◆ AIM OF THE TASK:
Output all of the data below exactly as given.

◆ DATA ENTRIES:
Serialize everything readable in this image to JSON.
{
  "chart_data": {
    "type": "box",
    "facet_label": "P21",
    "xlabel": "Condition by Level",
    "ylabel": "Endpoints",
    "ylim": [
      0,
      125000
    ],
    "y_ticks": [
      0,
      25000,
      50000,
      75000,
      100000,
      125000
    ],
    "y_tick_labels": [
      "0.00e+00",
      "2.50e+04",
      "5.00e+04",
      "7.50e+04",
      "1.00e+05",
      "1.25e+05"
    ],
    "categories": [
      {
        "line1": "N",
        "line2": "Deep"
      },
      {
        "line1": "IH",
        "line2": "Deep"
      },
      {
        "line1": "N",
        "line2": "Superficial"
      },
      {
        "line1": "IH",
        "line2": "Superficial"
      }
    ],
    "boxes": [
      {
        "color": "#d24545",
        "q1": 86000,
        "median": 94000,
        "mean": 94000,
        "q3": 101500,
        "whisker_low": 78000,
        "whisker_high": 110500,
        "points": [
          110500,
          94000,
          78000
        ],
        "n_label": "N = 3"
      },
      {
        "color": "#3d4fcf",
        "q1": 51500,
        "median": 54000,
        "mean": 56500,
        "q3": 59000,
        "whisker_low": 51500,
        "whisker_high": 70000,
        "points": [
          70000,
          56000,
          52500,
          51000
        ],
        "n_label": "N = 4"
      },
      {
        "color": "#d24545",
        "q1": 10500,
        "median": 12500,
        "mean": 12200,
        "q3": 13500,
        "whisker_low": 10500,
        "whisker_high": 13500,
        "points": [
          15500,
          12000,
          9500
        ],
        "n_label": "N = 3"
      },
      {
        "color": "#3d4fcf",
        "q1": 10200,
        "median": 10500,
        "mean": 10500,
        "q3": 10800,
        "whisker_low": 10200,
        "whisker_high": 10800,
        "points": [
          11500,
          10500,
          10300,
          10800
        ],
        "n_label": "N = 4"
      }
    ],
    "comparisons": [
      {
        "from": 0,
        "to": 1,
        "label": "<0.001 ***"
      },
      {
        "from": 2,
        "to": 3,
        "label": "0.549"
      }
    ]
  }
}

◆ SOLUTION FOR THIS PROBLEM:
Serialize everything readable in this image to JSON.
{
  "chart_data": {
    "type": "box",
    "facet_label": "P21",
    "xlabel": "Condition by Level",
    "ylabel": "Endpoints",
    "ylim": [
      0,
      125000
    ],
    "y_ticks": [
      0,
      25000,
      50000,
      75000,
      100000,
      125000
    ],
    "y_tick_labels": [
      "0.00e+00",
      "2.50e+04",
      "5.00e+04",
      "7.50e+04",
      "1.00e+05",
      "1.25e+05"
    ],
    "categories": [
      {
        "line1": "N",
        "line2": "Deep"
      },
      {
        "line1": "IH",
        "line2": "Deep"
      },
      {
        "line1": "N",
        "line2": "Superficial"
      },
      {
        "line1": "IH",
        "line2": "Superficial"
      }
    ],
    "boxes": [
      {
        "color": "#d24545",
        "q1": 86000,
        "median": 94000,
        "mean": 94000,
        "q3": 101500,
        "whisker_low": 78000,
        "whisker_high": 110500,
        "points": [
          110500,
          94000,
          78000
        ],
        "n_label": "N = 3"
      },
      {
        "color": "#3d4fcf",
        "q1": 51500,
        "median": 54000,
        "mean": 56500,
        "q3": 59000,
        "whisker_low": 51500,
        "whisker_high": 70000,
        "points": [
          70000,
          56000,
          52500,
          51000
        ],
        "n_label": "N = 4"
      },
      {
        "color": "#d24545",
        "q1": 10500,
        "median": 12500,
        "mean": 12200,
        "q3": 13500,
        "whisker_low": 10500,
        "whisker_high": 13500,
        "points": [
          15500,
          12000,
          9500
        ],
        "n_label": "N = 3"
      },
      {
        "color": "#3d4fcf",
        "q1": 10200,
        "median": 10500,
        "mean": 10500,
        "q3": 10800,
        "whisker_low": 10200,
        "whisker_high": 10800,
        "points": [
          11500,
          10500,
          10300,
          10800
        ],
        "n_label": "N = 4"
      }
    ],
    "comparisons": [
      {
        "from": 0,
        "to": 1,
        "label": "<0.001 ***"
      },
      {
        "from": 2,
        "to": 3,
        "label": "0.549"
      }
    ]
  }
}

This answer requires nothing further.